# [JOB]
Give the number of lines that include the string "человек", nothing more.
--- RECORDED DATA ---
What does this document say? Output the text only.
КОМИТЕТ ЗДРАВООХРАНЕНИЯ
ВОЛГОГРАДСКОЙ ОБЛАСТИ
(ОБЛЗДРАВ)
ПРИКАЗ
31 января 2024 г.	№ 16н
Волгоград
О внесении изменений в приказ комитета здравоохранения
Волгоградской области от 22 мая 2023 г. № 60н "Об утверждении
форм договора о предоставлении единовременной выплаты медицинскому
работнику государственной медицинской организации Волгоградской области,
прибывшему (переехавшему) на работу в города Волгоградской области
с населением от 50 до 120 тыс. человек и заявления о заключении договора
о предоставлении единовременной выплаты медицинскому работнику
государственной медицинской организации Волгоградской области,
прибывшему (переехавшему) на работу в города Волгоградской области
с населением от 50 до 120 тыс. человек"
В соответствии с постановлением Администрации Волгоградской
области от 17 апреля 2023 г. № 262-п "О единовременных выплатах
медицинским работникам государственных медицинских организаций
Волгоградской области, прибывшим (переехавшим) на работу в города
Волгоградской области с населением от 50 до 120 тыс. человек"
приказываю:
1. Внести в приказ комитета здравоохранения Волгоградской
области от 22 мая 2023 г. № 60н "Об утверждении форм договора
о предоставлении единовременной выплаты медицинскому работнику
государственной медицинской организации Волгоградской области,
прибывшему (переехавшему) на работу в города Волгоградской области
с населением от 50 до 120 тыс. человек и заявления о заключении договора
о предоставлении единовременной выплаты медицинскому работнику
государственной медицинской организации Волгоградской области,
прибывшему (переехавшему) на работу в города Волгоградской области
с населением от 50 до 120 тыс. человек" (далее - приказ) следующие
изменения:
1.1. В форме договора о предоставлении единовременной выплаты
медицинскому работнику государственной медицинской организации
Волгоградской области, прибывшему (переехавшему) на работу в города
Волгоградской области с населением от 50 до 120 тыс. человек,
---
# [REPLY]
6